Wherever the string "JSON" appears, copy the whole line.

--- start ENTRIES PROVIDED ---

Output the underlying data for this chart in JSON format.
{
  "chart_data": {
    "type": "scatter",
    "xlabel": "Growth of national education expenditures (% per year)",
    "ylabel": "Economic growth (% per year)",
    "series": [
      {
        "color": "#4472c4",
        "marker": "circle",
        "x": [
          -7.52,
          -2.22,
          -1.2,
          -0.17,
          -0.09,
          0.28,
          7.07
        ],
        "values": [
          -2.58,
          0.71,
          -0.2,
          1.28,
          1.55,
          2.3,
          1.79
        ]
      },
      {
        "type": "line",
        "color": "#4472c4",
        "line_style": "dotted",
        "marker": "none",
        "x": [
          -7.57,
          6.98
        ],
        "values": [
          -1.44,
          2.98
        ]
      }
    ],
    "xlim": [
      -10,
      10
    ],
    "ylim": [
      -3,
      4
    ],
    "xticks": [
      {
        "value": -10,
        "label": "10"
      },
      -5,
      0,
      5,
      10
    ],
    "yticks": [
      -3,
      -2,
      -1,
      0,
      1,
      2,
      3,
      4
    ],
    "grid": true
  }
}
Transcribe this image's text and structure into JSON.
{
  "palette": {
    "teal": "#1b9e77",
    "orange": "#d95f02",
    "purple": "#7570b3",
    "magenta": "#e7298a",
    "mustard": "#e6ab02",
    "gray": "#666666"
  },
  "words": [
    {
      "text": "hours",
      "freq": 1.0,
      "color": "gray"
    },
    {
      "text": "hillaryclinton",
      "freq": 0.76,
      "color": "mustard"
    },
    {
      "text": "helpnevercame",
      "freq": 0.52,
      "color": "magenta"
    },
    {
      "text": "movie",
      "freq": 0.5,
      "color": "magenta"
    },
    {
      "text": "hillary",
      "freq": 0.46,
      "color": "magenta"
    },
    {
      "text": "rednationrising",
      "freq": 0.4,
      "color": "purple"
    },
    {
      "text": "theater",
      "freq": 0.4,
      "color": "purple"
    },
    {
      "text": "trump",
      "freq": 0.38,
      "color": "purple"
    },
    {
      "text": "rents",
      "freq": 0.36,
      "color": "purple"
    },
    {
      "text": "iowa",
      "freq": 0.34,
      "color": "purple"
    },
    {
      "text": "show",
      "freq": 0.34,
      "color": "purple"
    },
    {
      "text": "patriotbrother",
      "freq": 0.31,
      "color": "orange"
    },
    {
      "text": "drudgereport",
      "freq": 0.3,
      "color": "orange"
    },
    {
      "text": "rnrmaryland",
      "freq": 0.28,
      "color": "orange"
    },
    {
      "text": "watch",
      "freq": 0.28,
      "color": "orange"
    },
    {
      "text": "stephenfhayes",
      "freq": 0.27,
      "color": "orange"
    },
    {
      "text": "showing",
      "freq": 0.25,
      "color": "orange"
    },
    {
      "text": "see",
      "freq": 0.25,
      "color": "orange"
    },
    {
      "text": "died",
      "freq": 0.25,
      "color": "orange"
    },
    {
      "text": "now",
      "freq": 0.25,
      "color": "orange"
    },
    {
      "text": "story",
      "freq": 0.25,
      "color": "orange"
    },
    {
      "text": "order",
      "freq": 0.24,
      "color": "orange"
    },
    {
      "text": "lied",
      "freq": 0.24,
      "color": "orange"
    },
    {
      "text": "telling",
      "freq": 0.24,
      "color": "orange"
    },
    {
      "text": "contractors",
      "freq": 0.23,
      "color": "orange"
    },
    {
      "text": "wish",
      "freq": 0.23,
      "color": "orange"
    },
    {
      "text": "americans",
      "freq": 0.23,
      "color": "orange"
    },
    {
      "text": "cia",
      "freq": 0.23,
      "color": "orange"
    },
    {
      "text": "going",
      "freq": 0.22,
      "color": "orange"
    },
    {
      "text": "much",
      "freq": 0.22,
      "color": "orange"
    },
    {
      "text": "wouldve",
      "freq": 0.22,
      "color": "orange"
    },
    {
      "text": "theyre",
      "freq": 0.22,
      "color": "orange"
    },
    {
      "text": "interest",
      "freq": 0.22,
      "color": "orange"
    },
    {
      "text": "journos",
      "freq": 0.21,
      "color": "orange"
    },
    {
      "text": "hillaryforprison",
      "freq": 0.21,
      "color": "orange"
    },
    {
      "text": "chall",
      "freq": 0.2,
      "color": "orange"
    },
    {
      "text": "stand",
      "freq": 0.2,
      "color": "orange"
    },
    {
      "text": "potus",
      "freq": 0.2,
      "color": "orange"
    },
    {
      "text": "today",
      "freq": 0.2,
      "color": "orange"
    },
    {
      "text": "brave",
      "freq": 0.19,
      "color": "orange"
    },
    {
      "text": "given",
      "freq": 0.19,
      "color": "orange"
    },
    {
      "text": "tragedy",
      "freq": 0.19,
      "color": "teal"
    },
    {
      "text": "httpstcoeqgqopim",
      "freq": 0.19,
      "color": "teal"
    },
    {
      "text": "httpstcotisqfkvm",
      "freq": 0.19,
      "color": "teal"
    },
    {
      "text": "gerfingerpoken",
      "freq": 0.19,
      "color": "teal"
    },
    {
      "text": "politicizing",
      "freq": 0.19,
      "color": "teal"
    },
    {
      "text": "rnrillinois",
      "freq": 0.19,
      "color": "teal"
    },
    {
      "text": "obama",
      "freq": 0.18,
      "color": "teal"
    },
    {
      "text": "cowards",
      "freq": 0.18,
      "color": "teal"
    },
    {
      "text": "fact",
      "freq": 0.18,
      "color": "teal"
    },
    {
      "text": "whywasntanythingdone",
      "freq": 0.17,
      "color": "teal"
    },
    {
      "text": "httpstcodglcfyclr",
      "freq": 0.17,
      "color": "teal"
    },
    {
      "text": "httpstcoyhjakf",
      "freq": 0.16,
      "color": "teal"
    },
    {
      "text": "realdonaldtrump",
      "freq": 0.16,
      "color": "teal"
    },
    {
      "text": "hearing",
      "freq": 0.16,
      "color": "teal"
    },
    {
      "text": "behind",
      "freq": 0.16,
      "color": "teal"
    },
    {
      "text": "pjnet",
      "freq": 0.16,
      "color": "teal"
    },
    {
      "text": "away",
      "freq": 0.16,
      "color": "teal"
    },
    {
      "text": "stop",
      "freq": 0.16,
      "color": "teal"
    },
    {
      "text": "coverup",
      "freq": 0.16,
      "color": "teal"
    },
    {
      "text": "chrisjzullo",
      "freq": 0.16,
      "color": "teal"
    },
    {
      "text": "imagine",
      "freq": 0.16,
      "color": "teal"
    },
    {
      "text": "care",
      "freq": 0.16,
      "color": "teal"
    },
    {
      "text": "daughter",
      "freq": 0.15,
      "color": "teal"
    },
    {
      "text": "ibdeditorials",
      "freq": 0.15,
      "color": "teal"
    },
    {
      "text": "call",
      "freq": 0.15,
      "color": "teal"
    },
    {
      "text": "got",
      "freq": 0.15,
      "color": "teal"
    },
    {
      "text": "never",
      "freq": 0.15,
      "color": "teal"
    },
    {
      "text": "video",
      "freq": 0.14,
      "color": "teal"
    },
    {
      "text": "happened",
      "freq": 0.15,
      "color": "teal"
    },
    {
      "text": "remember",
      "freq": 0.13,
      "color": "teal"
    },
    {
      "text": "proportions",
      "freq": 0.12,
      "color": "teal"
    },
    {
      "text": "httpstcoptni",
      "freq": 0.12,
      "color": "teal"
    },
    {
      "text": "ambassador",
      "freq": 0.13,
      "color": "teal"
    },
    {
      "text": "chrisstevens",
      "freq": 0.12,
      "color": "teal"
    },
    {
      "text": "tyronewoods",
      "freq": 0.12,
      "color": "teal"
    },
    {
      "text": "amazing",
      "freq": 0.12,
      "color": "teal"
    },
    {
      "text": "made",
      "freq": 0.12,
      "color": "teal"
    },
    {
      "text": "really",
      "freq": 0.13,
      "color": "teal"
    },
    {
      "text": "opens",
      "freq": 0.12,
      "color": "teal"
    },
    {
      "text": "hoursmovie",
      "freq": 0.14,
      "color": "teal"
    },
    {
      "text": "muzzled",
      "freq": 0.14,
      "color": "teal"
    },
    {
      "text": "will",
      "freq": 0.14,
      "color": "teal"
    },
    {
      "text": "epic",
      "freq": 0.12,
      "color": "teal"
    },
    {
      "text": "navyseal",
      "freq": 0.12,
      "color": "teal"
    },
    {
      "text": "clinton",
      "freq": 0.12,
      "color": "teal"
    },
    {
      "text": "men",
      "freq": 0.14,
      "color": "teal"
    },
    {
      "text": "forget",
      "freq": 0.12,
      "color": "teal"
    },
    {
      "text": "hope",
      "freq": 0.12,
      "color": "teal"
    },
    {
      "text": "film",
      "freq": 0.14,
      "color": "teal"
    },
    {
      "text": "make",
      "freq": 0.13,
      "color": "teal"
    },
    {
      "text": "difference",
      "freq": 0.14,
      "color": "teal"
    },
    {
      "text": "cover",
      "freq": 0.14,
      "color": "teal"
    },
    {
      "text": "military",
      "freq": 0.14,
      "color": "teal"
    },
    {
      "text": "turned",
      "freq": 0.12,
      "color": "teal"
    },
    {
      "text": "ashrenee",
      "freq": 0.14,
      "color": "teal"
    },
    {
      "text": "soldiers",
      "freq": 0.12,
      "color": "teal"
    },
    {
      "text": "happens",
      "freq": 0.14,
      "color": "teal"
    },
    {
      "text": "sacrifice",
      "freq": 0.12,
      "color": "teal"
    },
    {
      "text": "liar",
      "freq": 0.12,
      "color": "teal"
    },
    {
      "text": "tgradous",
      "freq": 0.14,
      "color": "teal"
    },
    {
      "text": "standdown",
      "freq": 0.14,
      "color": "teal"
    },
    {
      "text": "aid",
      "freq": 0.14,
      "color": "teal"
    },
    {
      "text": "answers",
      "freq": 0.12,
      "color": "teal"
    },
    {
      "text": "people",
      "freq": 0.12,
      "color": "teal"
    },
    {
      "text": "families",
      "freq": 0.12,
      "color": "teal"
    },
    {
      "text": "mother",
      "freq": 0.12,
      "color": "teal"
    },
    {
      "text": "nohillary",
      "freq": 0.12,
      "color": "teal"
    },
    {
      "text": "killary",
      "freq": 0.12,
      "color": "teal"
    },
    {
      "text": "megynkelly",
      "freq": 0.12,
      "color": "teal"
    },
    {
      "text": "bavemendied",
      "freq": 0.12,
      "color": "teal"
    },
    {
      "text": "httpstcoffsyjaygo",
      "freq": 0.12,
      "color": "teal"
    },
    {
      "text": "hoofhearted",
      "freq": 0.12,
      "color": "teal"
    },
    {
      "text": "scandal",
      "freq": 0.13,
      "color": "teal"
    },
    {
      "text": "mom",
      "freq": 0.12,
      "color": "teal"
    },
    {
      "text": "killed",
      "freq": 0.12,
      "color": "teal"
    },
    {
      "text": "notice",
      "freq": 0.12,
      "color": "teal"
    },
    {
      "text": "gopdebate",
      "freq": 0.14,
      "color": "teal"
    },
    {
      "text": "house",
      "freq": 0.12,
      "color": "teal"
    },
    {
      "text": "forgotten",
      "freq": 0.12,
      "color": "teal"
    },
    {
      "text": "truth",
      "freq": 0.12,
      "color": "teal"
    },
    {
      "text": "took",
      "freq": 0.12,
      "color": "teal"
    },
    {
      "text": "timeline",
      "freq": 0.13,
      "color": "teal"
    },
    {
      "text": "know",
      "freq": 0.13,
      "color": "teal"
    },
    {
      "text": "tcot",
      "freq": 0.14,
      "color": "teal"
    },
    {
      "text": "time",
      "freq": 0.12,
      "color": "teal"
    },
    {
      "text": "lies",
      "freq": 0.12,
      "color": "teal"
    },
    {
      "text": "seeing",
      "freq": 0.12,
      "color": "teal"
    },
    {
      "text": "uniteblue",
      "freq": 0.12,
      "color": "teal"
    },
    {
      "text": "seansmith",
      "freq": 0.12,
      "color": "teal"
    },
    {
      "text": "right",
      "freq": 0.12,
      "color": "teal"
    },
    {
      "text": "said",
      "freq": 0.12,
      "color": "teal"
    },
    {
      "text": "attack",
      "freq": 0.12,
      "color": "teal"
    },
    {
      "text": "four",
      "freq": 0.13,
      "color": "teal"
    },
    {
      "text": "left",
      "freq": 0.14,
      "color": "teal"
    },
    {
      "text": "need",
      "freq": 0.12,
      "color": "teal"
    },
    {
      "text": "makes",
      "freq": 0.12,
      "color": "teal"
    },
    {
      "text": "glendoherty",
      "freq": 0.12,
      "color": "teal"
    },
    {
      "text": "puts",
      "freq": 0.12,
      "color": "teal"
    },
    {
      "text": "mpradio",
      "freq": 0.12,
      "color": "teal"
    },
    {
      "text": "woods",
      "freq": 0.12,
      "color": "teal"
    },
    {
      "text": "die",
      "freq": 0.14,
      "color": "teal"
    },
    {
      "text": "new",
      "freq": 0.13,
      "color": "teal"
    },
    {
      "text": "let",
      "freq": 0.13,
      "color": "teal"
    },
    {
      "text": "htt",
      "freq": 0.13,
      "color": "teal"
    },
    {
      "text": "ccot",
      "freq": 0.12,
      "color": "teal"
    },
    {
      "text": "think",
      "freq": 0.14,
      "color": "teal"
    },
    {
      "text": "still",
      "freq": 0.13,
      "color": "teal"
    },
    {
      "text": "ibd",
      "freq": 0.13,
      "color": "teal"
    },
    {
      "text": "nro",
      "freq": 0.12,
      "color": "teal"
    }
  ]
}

--- end ENTRIES PROVIDED ---

* **SOLUTION**
Output the underlying data for this chart in JSON format.
Transcribe this image's text and structure into JSON.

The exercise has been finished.